**Exercise aim**
Here are some entries; quote each one exactly.
-- start The records --
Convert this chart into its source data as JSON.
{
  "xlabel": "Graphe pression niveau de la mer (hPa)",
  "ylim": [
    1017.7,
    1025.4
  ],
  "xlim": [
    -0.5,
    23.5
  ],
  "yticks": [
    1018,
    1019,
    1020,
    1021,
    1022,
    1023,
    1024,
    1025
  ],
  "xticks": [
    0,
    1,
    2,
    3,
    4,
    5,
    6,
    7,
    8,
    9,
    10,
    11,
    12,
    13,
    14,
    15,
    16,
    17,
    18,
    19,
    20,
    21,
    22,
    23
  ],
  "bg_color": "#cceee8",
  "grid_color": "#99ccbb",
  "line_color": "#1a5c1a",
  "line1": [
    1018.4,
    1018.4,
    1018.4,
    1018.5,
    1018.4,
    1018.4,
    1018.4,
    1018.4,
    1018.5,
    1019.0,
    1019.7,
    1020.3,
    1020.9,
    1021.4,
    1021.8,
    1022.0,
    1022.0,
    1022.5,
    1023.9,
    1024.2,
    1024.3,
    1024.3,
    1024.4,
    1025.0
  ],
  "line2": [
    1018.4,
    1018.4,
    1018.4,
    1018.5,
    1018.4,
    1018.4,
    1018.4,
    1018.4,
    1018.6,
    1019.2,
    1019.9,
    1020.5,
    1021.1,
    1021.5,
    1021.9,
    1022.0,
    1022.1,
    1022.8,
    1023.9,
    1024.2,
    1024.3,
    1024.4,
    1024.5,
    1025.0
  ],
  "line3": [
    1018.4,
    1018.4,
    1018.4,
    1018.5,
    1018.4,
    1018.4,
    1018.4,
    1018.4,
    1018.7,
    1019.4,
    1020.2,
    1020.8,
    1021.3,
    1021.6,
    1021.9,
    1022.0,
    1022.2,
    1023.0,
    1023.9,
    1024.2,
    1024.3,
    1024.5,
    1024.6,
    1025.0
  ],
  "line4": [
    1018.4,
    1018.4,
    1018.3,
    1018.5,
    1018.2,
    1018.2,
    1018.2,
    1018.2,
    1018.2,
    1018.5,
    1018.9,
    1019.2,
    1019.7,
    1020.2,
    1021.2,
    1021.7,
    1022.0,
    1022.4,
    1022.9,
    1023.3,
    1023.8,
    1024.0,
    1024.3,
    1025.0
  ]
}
-- end The records --
**Final answer**
Convert this chart into its source data as JSON.
{
  "xlabel": "Graphe pression niveau de la mer (hPa)",
  "ylim": [
    1017.7,
    1025.4
  ],
  "xlim": [
    -0.5,
    23.5
  ],
  "yticks": [
    1018,
    1019,
    1020,
    1021,
    1022,
    1023,
    1024,
    1025
  ],
  "xticks": [
    0,
    1,
    2,
    3,
    4,
    5,
    6,
    7,
    8,
    9,
    10,
    11,
    12,
    13,
    14,
    15,
    16,
    17,
    18,
    19,
    20,
    21,
    22,
    23
  ],
  "bg_color": "#cceee8",
  "grid_color": "#99ccbb",
  "line_color": "#1a5c1a",
  "line1": [
    1018.4,
    1018.4,
    1018.4,
    1018.5,
    1018.4,
    1018.4,
    1018.4,
    1018.4,
    1018.5,
    1019.0,
    1019.7,
    1020.3,
    1020.9,
    1021.4,
    1021.8,
    1022.0,
    1022.0,
    1022.5,
    1023.9,
    1024.2,
    1024.3,
    1024.3,
    1024.4,
    1025.0
  ],
  "line2": [
    1018.4,
    1018.4,
    1018.4,
    1018.5,
    1018.4,
    1018.4,
    1018.4,
    1018.4,
    1018.6,
    1019.2,
    1019.9,
    1020.5,
    1021.1,
    1021.5,
    1021.9,
    1022.0,
    1022.1,
    1022.8,
    1023.9,
    1024.2,
    1024.3,
    1024.4,
    1024.5,
    1025.0
  ],
  "line3": [
    1018.4,
    1018.4,
    1018.4,
    1018.5,
    1018.4,
    1018.4,
    1018.4,
    1018.4,
    1018.7,
    1019.4,
    1020.2,
    1020.8,
    1021.3,
    1021.6,
    1021.9,
    1022.0,
    1022.2,
    1023.0,
    1023.9,
    1024.2,
    1024.3,
    1024.5,
    1024.6,
    1025.0
  ],
  "line4": [
    1018.4,
    1018.4,
    1018.3,
    1018.5,
    1018.2,
    1018.2,
    1018.2,
    1018.2,
    1018.2,
    1018.5,
    1018.9,
    1019.2,
    1019.7,
    1020.2,
    1021.2,
    1021.7,
    1022.0,
    1022.4,
    1022.9,
    1023.3,
    1023.8,
    1024.0,
    1024.3,
    1025.0
  ]
}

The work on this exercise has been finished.